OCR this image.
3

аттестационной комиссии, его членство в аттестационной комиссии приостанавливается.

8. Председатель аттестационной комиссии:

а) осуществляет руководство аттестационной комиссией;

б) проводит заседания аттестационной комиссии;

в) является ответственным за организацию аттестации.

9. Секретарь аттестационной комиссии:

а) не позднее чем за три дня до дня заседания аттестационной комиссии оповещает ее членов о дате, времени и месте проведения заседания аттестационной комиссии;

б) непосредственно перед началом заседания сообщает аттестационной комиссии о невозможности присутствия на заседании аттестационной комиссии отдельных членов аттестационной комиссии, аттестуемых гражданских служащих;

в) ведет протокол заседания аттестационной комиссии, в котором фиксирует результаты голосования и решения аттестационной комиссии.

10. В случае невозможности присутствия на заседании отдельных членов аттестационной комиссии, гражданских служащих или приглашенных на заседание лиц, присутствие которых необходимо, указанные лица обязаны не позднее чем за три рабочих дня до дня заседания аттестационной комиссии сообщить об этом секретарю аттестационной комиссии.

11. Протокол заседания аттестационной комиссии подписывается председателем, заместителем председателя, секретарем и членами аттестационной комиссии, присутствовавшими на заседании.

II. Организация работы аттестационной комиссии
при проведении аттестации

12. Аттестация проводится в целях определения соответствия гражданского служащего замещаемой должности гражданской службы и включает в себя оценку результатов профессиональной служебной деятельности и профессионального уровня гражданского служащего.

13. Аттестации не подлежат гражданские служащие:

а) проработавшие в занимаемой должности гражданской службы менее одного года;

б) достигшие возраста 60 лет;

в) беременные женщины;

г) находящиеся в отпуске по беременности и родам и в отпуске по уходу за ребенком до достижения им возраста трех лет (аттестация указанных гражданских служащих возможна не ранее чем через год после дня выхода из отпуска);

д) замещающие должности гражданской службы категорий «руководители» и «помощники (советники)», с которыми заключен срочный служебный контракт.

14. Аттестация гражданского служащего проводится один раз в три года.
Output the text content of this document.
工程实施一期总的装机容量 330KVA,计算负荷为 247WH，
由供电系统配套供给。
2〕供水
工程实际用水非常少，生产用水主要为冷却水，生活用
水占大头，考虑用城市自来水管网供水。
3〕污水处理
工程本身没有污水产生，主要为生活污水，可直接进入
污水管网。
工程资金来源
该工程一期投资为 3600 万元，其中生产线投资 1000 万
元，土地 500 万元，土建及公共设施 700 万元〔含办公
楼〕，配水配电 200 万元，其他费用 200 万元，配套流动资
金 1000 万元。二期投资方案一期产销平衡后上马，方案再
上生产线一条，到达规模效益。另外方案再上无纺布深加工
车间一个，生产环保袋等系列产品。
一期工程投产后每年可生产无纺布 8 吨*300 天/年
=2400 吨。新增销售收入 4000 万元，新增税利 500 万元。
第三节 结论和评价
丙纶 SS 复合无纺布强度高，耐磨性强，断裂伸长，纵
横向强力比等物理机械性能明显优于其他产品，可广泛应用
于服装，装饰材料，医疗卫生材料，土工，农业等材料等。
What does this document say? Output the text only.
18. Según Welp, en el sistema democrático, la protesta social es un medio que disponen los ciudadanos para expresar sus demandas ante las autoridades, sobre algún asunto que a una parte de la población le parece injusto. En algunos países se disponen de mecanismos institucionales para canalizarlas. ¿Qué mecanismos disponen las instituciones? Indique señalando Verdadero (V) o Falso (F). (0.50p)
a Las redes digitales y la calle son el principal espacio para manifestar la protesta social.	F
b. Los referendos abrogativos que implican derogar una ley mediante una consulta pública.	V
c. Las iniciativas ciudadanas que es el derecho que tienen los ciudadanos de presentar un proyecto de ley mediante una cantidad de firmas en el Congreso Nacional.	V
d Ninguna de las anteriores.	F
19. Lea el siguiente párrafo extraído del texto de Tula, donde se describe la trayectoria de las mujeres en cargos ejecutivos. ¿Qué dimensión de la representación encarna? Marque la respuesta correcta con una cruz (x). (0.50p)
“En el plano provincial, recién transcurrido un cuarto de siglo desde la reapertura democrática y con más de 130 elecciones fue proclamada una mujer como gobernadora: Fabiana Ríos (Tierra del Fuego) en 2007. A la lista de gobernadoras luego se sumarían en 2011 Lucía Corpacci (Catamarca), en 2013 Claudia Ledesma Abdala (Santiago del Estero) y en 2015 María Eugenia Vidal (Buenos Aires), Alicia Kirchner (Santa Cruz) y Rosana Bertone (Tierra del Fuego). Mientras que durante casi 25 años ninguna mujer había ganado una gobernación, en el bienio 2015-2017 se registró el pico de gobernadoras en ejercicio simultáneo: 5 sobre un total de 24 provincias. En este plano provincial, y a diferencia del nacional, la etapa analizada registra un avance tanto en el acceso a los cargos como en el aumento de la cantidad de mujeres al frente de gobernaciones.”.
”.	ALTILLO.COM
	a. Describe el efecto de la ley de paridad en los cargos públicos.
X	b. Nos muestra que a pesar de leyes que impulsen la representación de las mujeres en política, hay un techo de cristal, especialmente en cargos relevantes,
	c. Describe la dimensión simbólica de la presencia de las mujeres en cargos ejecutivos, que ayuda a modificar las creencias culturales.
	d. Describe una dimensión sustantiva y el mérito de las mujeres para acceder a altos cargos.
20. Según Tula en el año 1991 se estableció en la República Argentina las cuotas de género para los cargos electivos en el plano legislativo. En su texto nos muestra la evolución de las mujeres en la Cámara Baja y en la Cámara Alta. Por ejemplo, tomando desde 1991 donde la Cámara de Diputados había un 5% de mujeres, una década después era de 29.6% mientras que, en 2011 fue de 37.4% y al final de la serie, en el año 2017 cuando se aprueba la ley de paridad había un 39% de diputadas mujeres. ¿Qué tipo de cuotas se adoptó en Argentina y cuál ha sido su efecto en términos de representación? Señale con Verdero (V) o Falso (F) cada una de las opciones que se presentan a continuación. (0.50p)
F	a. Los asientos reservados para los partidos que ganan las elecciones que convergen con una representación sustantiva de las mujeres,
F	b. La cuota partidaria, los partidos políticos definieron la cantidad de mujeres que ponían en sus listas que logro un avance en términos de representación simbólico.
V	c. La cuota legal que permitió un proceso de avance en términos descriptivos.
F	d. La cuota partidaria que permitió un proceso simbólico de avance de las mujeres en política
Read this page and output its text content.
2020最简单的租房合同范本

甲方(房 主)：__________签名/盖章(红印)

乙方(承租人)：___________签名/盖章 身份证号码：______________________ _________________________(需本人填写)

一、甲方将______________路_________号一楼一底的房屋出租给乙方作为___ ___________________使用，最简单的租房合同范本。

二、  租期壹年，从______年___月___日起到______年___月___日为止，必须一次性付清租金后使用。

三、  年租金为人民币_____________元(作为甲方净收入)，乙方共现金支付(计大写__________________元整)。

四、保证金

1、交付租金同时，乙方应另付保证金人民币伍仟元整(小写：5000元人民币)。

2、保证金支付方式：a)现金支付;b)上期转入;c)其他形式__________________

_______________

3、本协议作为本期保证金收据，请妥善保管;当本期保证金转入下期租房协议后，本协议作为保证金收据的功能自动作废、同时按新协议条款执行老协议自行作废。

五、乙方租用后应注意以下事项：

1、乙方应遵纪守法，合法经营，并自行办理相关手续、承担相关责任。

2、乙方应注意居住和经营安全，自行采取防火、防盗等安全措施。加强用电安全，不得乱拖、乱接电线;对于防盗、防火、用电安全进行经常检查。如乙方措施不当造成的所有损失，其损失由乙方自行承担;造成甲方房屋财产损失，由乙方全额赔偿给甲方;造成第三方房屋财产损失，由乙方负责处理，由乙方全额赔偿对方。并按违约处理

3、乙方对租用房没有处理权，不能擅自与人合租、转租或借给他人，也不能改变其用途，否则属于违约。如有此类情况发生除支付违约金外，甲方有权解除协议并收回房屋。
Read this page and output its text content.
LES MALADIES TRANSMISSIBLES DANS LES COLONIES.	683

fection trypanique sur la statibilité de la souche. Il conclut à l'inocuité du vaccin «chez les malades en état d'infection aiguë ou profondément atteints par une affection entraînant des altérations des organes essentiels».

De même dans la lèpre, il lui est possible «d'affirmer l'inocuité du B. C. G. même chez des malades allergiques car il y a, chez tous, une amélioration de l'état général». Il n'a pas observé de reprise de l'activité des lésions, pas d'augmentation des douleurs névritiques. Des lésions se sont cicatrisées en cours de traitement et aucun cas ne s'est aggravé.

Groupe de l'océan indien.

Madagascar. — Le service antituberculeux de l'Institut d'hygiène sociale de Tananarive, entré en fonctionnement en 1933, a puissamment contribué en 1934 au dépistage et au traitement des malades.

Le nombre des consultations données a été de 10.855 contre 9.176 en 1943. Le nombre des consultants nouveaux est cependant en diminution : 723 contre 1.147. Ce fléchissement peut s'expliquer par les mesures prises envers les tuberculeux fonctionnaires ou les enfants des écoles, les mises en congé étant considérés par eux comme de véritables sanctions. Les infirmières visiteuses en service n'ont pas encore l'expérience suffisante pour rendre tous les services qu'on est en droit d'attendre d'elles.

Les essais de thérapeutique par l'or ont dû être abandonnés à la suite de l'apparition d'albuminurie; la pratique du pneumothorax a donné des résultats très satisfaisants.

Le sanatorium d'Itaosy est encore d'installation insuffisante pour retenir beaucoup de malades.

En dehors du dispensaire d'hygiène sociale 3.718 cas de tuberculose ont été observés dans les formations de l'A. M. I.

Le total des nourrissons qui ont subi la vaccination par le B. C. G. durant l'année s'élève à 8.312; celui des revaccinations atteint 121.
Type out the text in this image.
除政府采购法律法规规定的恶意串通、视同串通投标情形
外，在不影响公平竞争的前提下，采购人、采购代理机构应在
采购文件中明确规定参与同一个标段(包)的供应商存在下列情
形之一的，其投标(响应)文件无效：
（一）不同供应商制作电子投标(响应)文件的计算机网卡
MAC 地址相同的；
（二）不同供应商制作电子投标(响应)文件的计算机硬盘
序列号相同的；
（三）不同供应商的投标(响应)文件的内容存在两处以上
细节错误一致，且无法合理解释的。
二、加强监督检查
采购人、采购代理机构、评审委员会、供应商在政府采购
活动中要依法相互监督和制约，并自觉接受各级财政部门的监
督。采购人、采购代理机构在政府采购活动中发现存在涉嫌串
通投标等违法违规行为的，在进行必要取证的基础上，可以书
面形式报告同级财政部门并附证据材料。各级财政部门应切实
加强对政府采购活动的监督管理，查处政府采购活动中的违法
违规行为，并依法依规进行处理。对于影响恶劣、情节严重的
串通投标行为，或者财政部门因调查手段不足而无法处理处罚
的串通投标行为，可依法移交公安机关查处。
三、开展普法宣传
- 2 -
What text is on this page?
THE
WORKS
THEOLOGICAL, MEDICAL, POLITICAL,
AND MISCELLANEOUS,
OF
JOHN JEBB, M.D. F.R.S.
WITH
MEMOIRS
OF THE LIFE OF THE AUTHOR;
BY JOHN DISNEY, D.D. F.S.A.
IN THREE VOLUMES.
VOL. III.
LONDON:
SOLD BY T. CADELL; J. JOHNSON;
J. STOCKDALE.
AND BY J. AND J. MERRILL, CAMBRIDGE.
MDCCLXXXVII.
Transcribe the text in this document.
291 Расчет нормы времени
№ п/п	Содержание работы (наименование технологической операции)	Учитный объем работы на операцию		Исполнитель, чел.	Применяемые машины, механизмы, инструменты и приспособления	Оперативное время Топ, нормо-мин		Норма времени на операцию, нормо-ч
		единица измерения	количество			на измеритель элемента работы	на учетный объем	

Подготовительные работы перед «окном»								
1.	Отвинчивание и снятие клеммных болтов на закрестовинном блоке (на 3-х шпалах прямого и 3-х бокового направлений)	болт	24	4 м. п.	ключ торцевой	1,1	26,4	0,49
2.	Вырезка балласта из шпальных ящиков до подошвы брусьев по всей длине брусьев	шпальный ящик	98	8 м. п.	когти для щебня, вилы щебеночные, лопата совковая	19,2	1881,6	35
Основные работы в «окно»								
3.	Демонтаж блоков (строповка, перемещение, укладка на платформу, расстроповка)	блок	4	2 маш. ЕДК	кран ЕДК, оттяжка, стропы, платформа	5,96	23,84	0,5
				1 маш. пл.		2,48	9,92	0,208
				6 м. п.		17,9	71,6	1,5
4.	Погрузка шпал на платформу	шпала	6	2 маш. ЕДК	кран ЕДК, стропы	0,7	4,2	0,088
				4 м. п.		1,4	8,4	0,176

★ ★ ★ ★ ★

**Problem description:**
Show all lines from the listing above in which "должности" appears.

**Written reply:**
12. Аттестация проводится в целях определения соответствия гражданского служащего замещаемой должности гражданской службы и включает в себя оценку результатов профессиональной служебной деятельности и профессионального уровня гражданского служащего.
а) проработавшие в занимаемой должности гражданской службы менее одного года;
д) замещающие должности гражданской службы категорий «руководители» и «помощники (советники)», с которыми заключен срочный служебный контракт.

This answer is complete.